**Set task**
Count how many lines in the material below hold the word "warm"; the reply is that number alone.
** Begin Rows **
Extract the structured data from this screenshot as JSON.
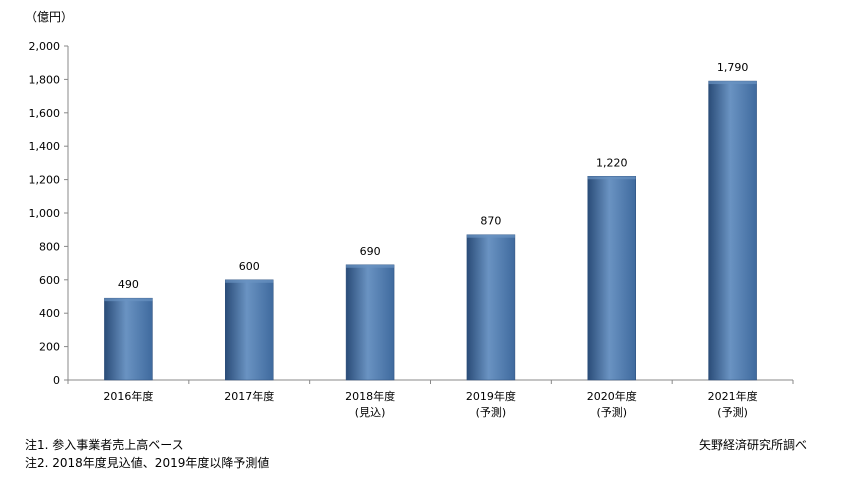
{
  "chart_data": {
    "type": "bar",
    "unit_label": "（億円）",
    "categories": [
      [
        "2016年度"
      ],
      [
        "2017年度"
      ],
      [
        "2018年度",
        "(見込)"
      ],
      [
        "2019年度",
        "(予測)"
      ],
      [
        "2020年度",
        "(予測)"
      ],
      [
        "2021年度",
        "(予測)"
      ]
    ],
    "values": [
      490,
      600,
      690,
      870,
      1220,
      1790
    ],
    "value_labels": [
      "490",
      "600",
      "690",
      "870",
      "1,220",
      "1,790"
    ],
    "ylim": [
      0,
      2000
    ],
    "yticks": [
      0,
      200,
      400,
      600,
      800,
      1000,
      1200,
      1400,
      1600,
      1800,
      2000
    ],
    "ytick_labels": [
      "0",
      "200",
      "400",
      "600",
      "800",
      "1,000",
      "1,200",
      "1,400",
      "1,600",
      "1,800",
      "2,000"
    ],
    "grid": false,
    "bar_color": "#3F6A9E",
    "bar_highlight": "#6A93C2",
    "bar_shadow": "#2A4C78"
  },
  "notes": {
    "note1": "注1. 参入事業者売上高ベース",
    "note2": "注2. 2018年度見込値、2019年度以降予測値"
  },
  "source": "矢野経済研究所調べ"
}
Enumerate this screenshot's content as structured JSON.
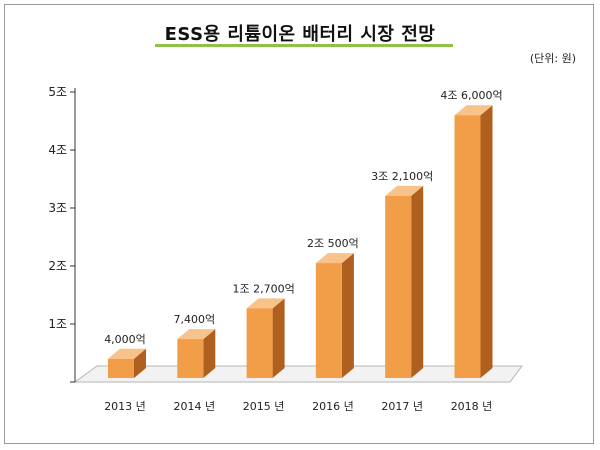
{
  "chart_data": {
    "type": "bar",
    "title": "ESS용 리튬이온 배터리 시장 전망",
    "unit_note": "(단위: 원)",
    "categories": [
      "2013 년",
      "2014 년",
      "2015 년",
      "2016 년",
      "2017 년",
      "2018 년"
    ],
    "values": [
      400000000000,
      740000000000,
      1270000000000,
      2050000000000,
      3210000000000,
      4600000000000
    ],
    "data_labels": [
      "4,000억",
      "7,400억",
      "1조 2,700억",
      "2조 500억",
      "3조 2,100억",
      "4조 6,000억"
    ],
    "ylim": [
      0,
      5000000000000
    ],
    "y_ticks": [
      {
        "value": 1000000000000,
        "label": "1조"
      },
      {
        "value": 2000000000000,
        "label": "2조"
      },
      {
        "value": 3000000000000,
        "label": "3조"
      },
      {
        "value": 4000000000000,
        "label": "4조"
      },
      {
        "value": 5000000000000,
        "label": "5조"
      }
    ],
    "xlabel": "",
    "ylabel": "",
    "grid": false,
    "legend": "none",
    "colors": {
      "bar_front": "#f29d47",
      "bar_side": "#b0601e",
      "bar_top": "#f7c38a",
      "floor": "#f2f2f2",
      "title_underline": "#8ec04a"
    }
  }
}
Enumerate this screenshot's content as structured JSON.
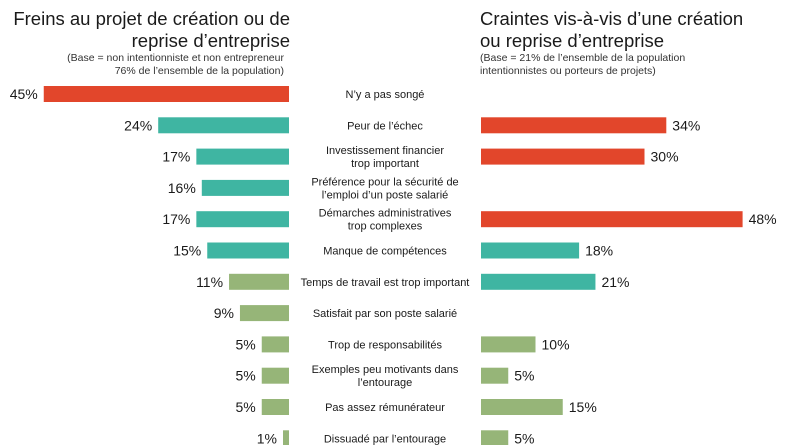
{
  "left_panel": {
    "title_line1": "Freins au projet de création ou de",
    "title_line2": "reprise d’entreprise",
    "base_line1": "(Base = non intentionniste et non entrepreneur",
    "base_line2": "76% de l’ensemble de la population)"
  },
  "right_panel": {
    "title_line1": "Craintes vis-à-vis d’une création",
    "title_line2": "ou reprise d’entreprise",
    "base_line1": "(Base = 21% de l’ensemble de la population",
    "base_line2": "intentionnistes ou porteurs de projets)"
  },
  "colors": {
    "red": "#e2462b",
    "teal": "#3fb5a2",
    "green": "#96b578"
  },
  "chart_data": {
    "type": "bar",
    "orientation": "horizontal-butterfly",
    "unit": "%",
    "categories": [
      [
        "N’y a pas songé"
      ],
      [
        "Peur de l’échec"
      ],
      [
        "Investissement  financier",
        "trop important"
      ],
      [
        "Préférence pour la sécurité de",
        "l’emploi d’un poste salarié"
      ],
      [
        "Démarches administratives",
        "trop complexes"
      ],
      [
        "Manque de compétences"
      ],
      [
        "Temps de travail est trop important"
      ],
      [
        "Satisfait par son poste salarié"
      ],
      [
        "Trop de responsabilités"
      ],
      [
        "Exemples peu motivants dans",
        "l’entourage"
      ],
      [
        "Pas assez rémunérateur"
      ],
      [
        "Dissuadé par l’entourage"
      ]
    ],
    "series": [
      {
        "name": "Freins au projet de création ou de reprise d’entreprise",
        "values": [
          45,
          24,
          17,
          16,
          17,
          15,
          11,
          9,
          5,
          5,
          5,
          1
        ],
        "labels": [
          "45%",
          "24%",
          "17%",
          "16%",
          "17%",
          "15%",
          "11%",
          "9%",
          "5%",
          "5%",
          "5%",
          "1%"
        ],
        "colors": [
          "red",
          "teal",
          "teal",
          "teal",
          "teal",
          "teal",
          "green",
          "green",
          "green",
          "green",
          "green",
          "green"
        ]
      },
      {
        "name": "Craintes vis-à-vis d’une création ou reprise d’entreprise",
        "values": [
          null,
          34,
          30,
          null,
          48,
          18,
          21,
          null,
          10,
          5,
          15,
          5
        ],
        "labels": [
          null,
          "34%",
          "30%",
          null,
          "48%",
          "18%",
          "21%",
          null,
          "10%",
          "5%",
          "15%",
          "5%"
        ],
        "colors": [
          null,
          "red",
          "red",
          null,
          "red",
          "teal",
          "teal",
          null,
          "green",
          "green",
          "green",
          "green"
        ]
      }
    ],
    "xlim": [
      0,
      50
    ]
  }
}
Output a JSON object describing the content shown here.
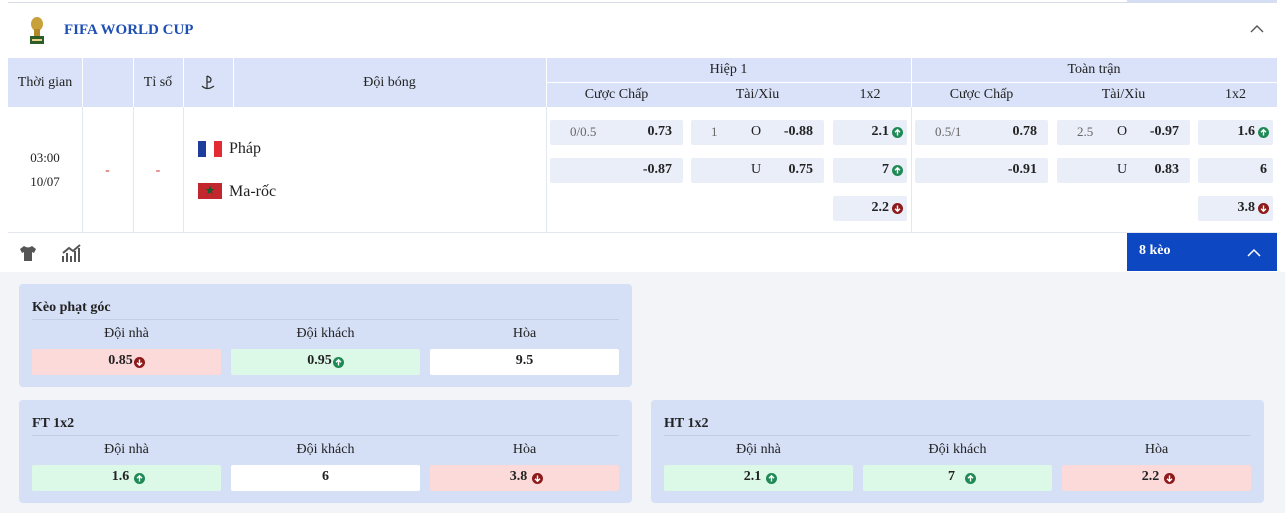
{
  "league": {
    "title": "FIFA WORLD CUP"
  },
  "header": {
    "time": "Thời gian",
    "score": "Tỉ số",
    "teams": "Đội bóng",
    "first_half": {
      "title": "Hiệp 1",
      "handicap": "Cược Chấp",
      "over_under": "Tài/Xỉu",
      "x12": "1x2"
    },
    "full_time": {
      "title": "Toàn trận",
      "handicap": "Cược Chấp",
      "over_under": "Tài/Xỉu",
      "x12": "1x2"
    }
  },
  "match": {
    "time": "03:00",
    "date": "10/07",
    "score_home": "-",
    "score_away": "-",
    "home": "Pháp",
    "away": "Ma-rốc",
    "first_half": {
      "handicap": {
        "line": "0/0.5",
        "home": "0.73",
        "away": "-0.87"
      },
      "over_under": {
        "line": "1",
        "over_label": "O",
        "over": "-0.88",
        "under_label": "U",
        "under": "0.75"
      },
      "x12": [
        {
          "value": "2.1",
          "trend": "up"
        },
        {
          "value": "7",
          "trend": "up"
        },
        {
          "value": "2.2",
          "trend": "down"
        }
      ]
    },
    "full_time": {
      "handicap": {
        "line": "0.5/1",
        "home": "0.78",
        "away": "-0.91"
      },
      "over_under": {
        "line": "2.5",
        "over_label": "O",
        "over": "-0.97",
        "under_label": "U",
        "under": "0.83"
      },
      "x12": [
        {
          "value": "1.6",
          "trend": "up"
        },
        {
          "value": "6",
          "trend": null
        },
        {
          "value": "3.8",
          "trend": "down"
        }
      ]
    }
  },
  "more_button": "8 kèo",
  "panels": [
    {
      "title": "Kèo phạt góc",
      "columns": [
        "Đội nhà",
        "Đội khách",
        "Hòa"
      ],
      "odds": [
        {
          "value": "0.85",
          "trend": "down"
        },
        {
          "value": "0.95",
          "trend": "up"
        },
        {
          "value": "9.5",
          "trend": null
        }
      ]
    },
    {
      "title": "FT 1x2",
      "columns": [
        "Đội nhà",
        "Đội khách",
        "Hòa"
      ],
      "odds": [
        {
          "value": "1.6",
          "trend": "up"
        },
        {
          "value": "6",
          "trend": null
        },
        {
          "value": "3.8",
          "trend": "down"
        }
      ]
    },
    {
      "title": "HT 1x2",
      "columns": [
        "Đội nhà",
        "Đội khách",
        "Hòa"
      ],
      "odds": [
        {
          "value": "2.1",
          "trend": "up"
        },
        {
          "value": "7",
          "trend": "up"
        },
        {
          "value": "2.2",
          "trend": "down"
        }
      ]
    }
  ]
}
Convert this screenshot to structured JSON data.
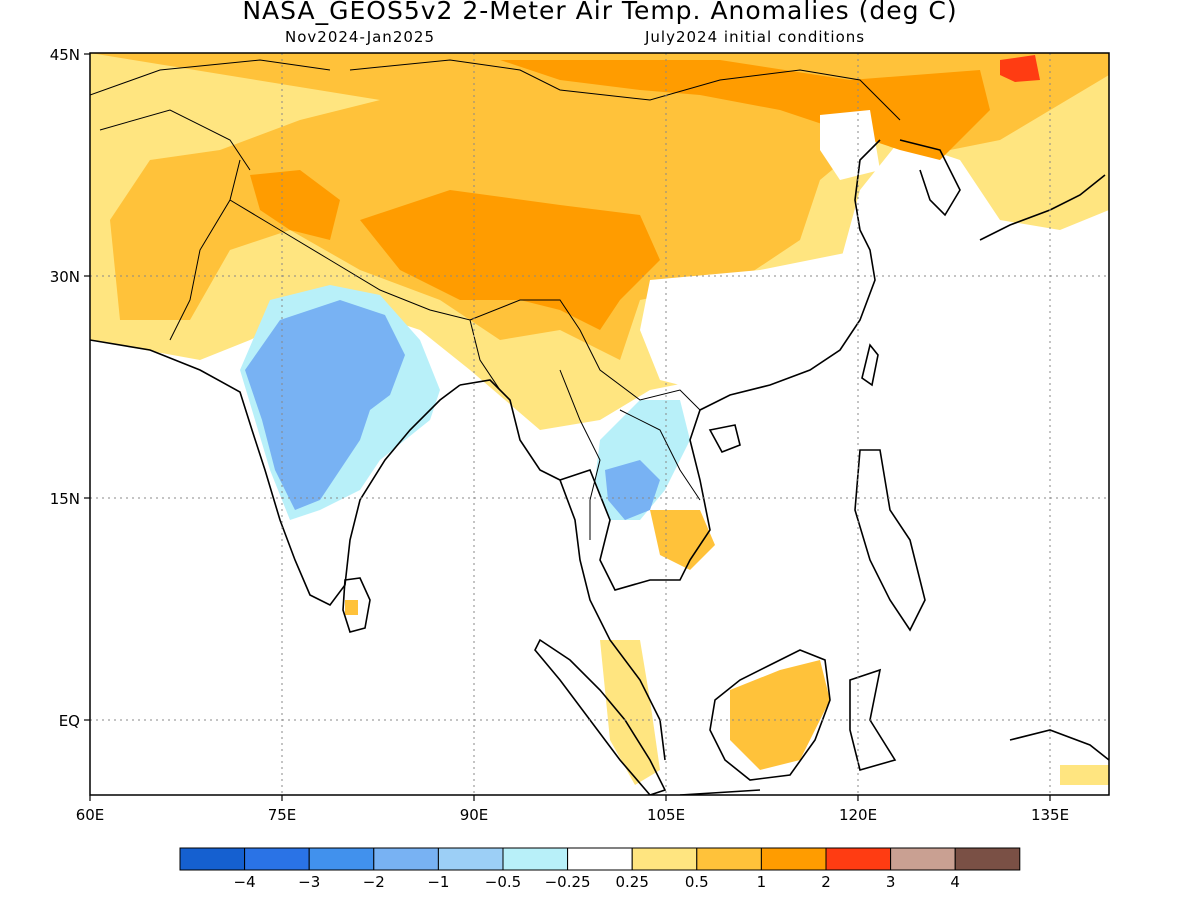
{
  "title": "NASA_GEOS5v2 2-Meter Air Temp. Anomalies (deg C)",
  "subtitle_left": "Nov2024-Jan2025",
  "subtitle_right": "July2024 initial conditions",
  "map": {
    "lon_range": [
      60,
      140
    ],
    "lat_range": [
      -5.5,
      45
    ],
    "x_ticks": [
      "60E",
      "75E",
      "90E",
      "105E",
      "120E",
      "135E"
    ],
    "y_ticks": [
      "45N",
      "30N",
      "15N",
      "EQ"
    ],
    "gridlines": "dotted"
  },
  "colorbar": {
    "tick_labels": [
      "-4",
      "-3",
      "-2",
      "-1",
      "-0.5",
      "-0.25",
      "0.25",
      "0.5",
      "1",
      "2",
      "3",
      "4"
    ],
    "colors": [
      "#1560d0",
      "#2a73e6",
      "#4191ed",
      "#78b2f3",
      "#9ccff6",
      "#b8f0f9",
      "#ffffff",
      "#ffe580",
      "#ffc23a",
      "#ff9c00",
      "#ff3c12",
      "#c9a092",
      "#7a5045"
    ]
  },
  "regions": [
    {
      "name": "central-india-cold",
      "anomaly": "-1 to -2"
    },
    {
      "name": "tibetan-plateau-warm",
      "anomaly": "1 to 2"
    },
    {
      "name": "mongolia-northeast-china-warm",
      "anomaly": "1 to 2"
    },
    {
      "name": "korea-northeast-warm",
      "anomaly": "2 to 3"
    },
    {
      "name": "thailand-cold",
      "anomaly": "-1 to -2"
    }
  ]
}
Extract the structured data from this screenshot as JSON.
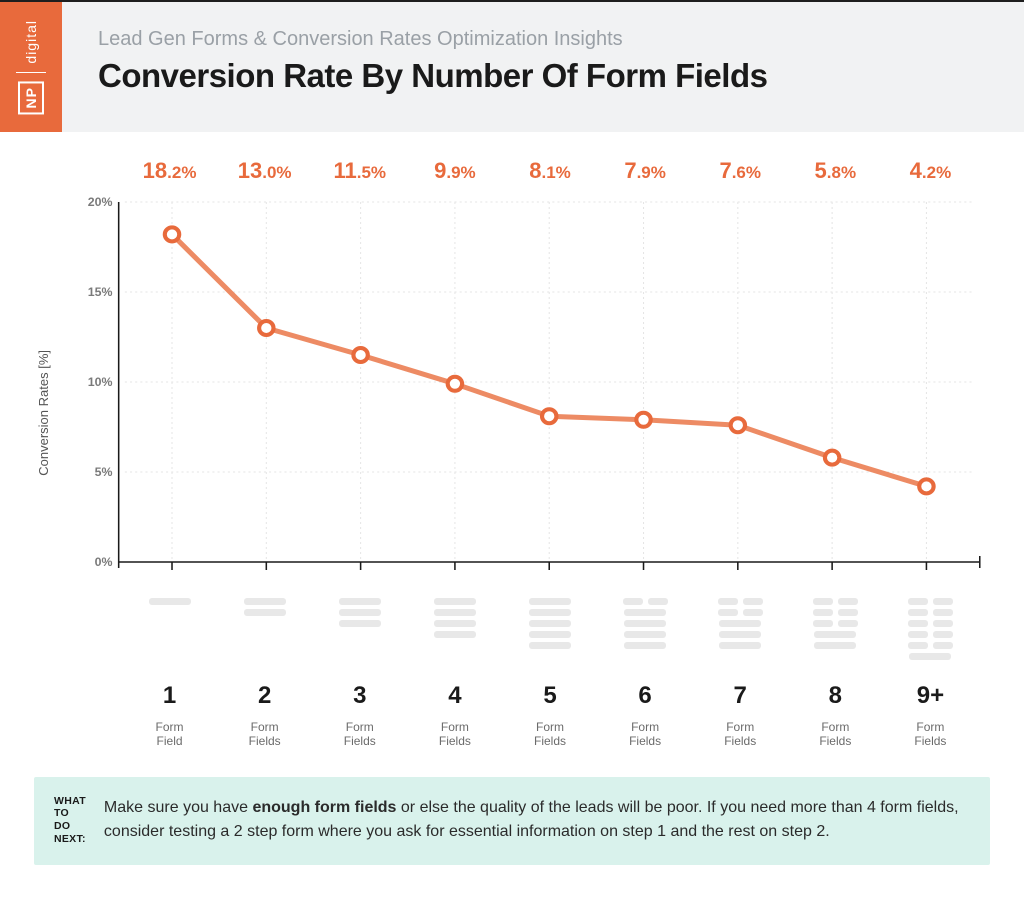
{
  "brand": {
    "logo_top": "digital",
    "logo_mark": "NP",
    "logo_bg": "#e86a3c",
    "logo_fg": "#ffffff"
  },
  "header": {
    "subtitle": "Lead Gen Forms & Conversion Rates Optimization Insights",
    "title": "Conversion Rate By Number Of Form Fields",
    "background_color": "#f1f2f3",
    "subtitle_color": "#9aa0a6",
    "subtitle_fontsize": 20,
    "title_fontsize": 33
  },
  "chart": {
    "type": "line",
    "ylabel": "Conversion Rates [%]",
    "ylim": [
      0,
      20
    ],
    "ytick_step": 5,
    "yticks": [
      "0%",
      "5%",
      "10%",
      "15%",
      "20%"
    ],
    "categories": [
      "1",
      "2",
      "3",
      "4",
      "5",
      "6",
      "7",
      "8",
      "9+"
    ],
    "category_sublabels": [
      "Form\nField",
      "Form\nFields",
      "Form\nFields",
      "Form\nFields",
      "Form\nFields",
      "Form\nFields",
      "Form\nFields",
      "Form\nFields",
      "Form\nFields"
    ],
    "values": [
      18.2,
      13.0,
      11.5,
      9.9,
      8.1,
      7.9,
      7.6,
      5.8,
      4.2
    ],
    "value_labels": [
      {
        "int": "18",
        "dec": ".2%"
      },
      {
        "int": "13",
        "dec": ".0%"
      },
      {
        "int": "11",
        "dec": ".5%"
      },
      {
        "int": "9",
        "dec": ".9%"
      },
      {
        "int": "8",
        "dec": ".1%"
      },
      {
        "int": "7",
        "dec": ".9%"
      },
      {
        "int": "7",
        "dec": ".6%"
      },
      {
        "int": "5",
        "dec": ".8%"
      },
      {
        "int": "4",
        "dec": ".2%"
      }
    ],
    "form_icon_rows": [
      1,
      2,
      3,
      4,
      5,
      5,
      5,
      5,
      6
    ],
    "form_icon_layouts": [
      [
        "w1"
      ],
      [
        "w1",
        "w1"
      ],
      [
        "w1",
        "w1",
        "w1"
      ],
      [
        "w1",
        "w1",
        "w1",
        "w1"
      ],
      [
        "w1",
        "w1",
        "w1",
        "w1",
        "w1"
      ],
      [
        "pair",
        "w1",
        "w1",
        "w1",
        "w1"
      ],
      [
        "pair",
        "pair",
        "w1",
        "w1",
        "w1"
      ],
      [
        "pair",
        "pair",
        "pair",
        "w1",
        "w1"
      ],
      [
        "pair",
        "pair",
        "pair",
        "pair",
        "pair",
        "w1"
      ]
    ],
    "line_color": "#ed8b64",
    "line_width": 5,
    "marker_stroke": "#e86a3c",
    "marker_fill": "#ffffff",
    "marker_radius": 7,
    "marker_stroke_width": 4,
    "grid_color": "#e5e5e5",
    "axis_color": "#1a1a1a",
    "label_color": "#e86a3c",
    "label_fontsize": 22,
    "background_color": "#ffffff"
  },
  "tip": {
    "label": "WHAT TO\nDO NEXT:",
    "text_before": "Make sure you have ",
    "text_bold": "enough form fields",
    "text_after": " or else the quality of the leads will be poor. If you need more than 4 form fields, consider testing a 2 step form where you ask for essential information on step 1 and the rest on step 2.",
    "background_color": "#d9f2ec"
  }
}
** End Rows **
**Problem solution**
3